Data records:
*****
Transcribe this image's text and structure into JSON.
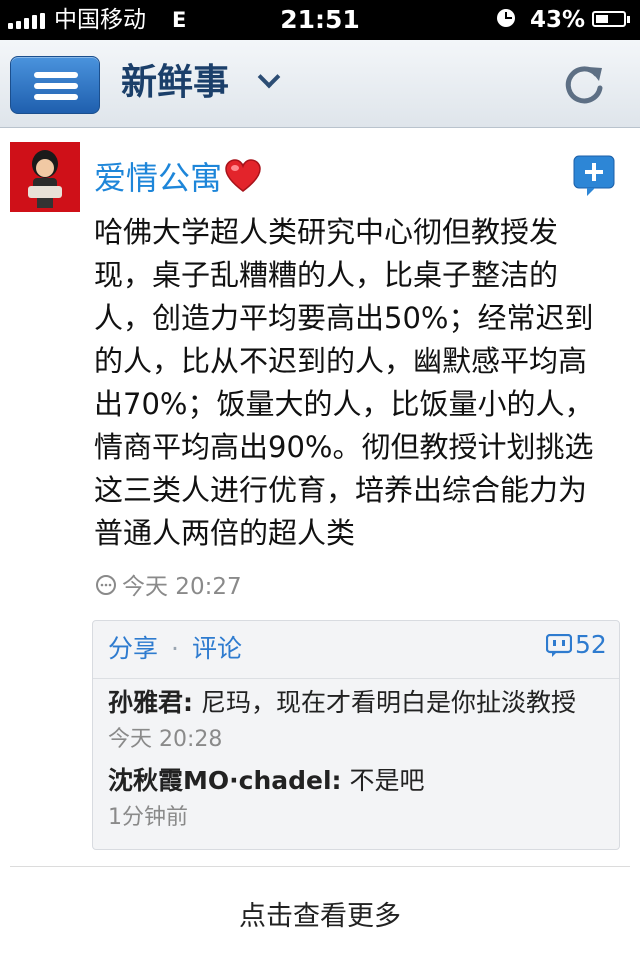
{
  "status_bar": {
    "carrier": "中国移动",
    "network": "E",
    "time": "21:51",
    "battery_percent": "43%"
  },
  "nav": {
    "title": "新鲜事",
    "menu_icon": "hamburger-icon",
    "dropdown_icon": "chevron-down-icon",
    "refresh_icon": "refresh-icon",
    "bar_color": "#1f5fae"
  },
  "post": {
    "author": "爱情公寓",
    "author_emoji_icon": "heart-icon",
    "add_icon": "plus-bubble-icon",
    "text": "哈佛大学超人类研究中心彻但教授发现，桌子乱糟糟的人，比桌子整洁的人，创造力平均要高出50%；经常迟到的人，比从不迟到的人，幽默感平均高出70%；饭量大的人，比饭量小的人，情商平均高出90%。彻但教授计划挑选这三类人进行优育，培养出综合能力为普通人两倍的超人类",
    "timestamp": "今天 20:27",
    "link_color": "#1e86d9"
  },
  "comments": {
    "share_label": "分享",
    "separator": "·",
    "comment_label": "评论",
    "count": "52",
    "items": [
      {
        "user": "孙雅君:",
        "text": " 尼玛，现在才看明白是你扯淡教授",
        "time": "今天 20:28"
      },
      {
        "user": "沈秋霞MO·chadel:",
        "text": " 不是吧",
        "time": "1分钟前"
      }
    ]
  },
  "footer": {
    "load_more": "点击查看更多"
  }
}
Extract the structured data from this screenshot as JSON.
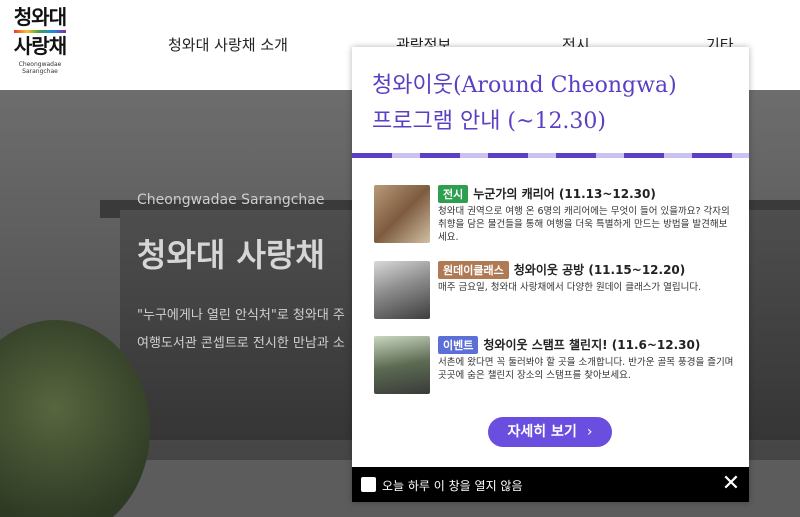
{
  "header": {
    "logo": {
      "main_line1": "청와대",
      "main_line2": "사랑채",
      "sub": "Cheongwadae Sarangchae"
    },
    "nav": [
      "청와대 사랑채 소개",
      "관람정보",
      "전시",
      "기타"
    ]
  },
  "hero": {
    "subtitle": "Cheongwadae Sarangchae",
    "title": "청와대 사랑채",
    "desc_line1": "\"누구에게나 열린 안식처\"로 청와대 주",
    "desc_line2": "여행도서관 콘셉트로 전시한 만남과 소"
  },
  "popup": {
    "title_line1": "청와이웃(Around Cheongwa)",
    "title_line2": "프로그램 안내 (~12.30)",
    "items": [
      {
        "tag": "전시",
        "tag_color": "#2e9e4f",
        "title": "누군가의 캐리어 (11.13~12.30)",
        "desc": "청와대 권역으로 여행 온 6명의 캐리어에는 무엇이 들어 있을까요? 각자의 취향을 담은 물건들을 통해 여행을 더욱 특별하게 만드는 방법을 발견해보세요."
      },
      {
        "tag": "원데이클래스",
        "tag_color": "#b07a55",
        "title": "청와이웃 공방 (11.15~12.20)",
        "desc": "매주 금요일, 청와대 사랑채에서 다양한 원데이 클래스가 열립니다."
      },
      {
        "tag": "이벤트",
        "tag_color": "#5b6fd6",
        "title": "청와이웃 스탬프 챌린지! (11.6~12.30)",
        "desc": "서촌에 왔다면 꼭 둘러봐야 할 곳을 소개합니다. 반가운 골목 풍경을 즐기며 곳곳에 숨은 챌린지 장소의 스탬프를 찾아보세요."
      }
    ],
    "button_label": "자세히 보기",
    "footer_label": "오늘 하루 이 창을 열지 않음"
  },
  "icons": {
    "chevron": "chevron-right-icon",
    "close": "close-icon"
  },
  "colors": {
    "accent": "#5b3fc4",
    "button": "#6a4ee0"
  }
}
*****
The records above must be printed exactly; the pictures stay out.

_TASK OUTPUT_
Transcribe this image's text and structure into JSON.
{
  "status_bar": {
    "carrier": "中国移动",
    "network": "E",
    "time": "21:51",
    "battery_percent": "43%"
  },
  "nav": {
    "title": "新鲜事",
    "menu_icon": "hamburger-icon",
    "dropdown_icon": "chevron-down-icon",
    "refresh_icon": "refresh-icon",
    "bar_color": "#1f5fae"
  },
  "post": {
    "author": "爱情公寓",
    "author_emoji_icon": "heart-icon",
    "add_icon": "plus-bubble-icon",
    "text": "哈佛大学超人类研究中心彻但教授发现，桌子乱糟糟的人，比桌子整洁的人，创造力平均要高出50%；经常迟到的人，比从不迟到的人，幽默感平均高出70%；饭量大的人，比饭量小的人，情商平均高出90%。彻但教授计划挑选这三类人进行优育，培养出综合能力为普通人两倍的超人类",
    "timestamp": "今天 20:27",
    "link_color": "#1e86d9"
  },
  "comments": {
    "share_label": "分享",
    "separator": "·",
    "comment_label": "评论",
    "count": "52",
    "items": [
      {
        "user": "孙雅君:",
        "text": " 尼玛，现在才看明白是你扯淡教授",
        "time": "今天 20:28"
      },
      {
        "user": "沈秋霞MO·chadel:",
        "text": " 不是吧",
        "time": "1分钟前"
      }
    ]
  },
  "footer": {
    "load_more": "点击查看更多"
  }
}
Extract the structured data from this screenshot as JSON.
{
  "header": {
    "logo": {
      "main_line1": "청와대",
      "main_line2": "사랑채",
      "sub": "Cheongwadae Sarangchae"
    },
    "nav": [
      "청와대 사랑채 소개",
      "관람정보",
      "전시",
      "기타"
    ]
  },
  "hero": {
    "subtitle": "Cheongwadae Sarangchae",
    "title": "청와대 사랑채",
    "desc_line1": "\"누구에게나 열린 안식처\"로 청와대 주",
    "desc_line2": "여행도서관 콘셉트로 전시한 만남과 소"
  },
  "popup": {
    "title_line1": "청와이웃(Around Cheongwa)",
    "title_line2": "프로그램 안내 (~12.30)",
    "items": [
      {
        "tag": "전시",
        "tag_color": "#2e9e4f",
        "title": "누군가의 캐리어 (11.13~12.30)",
        "desc": "청와대 권역으로 여행 온 6명의 캐리어에는 무엇이 들어 있을까요? 각자의 취향을 담은 물건들을 통해 여행을 더욱 특별하게 만드는 방법을 발견해보세요."
      },
      {
        "tag": "원데이클래스",
        "tag_color": "#b07a55",
        "title": "청와이웃 공방 (11.15~12.20)",
        "desc": "매주 금요일, 청와대 사랑채에서 다양한 원데이 클래스가 열립니다."
      },
      {
        "tag": "이벤트",
        "tag_color": "#5b6fd6",
        "title": "청와이웃 스탬프 챌린지! (11.6~12.30)",
        "desc": "서촌에 왔다면 꼭 둘러봐야 할 곳을 소개합니다. 반가운 골목 풍경을 즐기며 곳곳에 숨은 챌린지 장소의 스탬프를 찾아보세요."
      }
    ],
    "button_label": "자세히 보기",
    "footer_label": "오늘 하루 이 창을 열지 않음"
  },
  "icons": {
    "chevron": "chevron-right-icon",
    "close": "close-icon"
  },
  "colors": {
    "accent": "#5b3fc4",
    "button": "#6a4ee0"
  }
}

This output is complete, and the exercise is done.